◆ Document:
START
Let’s retrain on the full training set and predict on the testing set.
# Training set
X <- as.data.table(df_train %>% select(-Y))
Y <- df_train$Y
XY <- cbind(Y,X)
names(XY)[1] <- "Y"
# Testing set
X_test <- as.data.table(df_test %>% select(-Y))
Y_test <- df_test$Y
XY_test <- cbind(Y_test, X_test)
names(XY_test)[1] <- "Y"
# make ranger compatible names
names(XY) <- make.names(names(XY), allow = FALSE)
names(X_test) <- make.names(names(X_test), allow = FALSE)
features <- setdiff(names(XY), "Y")
# Best Model: Random Forest 500 trees according to the the cross validation errors
Model_final<- ranger(formula = Y ~ .,
data = XY,
num.trees = 500,
mtry = floor(length(features) / 3),
respect.unordered.factors = 'order',
# To plot variable imortance
importance = "impurity",
# Quantile regressions forest to assess prediction intervals
quantreg = TRUE,
verbose = FALSE,
seed = 42)# Predict on the test set
predictions_testRF <- predict(Model_final,
data = X_test,
type = "response")
predictions_test <- data.frame(cbind(Y_test, predictions_testRF$predictions))
# Performance on the test set
loss_function(X = predictions_testRF$predictions, Y = Y_test)## [1] 0.5855065
The Mean Absolute Error equals to 0.59 on the test set.
Let’s determine the main discriminant variables by plotting the variable importance.
# Plot Top important variables
var_imp_ranger<-as.data.frame(Model_final$variable.importance)
variables <-(as.vector((row.names(var_imp_ranger))))
END
◆ Recorded information:
START
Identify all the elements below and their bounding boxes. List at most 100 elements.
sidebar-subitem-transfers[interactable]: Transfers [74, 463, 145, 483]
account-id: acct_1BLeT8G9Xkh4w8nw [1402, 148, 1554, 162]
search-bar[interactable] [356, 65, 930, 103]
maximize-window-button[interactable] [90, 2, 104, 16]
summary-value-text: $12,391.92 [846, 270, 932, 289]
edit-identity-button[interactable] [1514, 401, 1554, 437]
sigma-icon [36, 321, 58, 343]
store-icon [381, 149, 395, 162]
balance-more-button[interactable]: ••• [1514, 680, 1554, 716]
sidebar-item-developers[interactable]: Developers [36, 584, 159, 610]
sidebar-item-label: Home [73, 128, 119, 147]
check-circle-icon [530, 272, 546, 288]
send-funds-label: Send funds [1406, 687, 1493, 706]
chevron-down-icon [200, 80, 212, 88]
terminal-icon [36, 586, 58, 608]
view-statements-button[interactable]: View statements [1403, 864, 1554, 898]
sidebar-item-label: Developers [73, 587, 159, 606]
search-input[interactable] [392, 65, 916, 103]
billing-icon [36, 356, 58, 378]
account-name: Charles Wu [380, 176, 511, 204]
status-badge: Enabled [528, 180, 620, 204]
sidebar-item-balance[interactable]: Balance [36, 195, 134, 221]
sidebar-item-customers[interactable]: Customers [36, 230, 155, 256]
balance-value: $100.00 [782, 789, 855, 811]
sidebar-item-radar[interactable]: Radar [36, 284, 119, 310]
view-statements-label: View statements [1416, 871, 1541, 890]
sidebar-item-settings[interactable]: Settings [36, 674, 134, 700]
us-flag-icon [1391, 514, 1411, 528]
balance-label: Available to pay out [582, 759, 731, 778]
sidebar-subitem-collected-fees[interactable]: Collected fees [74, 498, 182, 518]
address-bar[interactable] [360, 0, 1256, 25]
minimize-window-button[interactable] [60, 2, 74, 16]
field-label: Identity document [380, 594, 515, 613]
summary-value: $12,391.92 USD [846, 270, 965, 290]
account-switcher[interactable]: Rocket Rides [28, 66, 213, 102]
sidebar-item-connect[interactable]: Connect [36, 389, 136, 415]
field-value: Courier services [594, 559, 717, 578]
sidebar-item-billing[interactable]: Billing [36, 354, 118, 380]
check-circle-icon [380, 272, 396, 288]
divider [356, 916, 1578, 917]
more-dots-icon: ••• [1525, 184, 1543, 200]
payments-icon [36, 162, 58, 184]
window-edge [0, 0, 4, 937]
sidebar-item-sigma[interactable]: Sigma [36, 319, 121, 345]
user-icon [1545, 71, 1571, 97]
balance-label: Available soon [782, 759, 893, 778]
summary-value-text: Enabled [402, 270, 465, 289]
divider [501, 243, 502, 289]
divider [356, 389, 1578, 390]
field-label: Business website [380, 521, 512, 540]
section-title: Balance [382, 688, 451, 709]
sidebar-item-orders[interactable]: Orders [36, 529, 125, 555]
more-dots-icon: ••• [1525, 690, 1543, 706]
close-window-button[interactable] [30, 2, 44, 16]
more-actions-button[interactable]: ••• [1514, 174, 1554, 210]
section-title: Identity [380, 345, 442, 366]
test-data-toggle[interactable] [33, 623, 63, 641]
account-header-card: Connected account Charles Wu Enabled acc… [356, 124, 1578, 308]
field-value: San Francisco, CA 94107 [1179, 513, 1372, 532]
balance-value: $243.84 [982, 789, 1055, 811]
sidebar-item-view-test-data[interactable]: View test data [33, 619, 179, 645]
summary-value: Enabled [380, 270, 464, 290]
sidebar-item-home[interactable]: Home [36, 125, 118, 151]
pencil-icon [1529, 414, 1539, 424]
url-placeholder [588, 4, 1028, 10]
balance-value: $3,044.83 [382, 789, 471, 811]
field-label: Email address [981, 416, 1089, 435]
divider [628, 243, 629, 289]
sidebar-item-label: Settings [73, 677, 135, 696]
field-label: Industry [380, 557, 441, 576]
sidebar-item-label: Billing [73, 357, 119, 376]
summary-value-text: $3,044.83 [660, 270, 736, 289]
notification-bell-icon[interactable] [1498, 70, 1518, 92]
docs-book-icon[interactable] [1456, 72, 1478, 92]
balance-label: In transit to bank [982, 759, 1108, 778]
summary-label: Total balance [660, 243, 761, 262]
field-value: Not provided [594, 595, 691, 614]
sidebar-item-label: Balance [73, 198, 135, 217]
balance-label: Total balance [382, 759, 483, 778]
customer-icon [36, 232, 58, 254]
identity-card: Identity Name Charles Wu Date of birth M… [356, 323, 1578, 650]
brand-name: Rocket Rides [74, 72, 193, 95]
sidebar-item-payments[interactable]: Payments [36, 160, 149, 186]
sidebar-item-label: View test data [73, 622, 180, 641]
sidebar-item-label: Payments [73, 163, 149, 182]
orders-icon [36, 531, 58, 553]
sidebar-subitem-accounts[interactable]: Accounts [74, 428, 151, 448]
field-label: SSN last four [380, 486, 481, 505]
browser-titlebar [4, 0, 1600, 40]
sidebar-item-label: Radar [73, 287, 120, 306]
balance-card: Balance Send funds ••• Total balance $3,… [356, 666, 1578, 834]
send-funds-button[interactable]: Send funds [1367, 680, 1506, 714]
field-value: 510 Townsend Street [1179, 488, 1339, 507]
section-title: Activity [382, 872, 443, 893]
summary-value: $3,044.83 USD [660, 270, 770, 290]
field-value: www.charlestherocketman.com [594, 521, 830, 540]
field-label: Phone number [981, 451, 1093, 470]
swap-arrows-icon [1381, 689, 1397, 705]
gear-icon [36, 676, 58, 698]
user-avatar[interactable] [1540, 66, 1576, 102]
END
◆ Task prompt: Please quote the random forest walkthrough word for word, starting at the words "# Performance on" and stopping after "var_imp_ranger<-as.data.frame(Model_final$variable.importance)".

◆ Written solution:
# Performance on the test set
loss_function(X = predictions_testRF$predictions, Y = Y_test)## [1] 0.5855065
The Mean Absolute Error equals to 0.59 on the test set.
Let’s determine the main discriminant variables by plotting the variable importance.
# Plot Top important variables
var_imp_ranger<-as.data.frame(Model_final$variable.importance)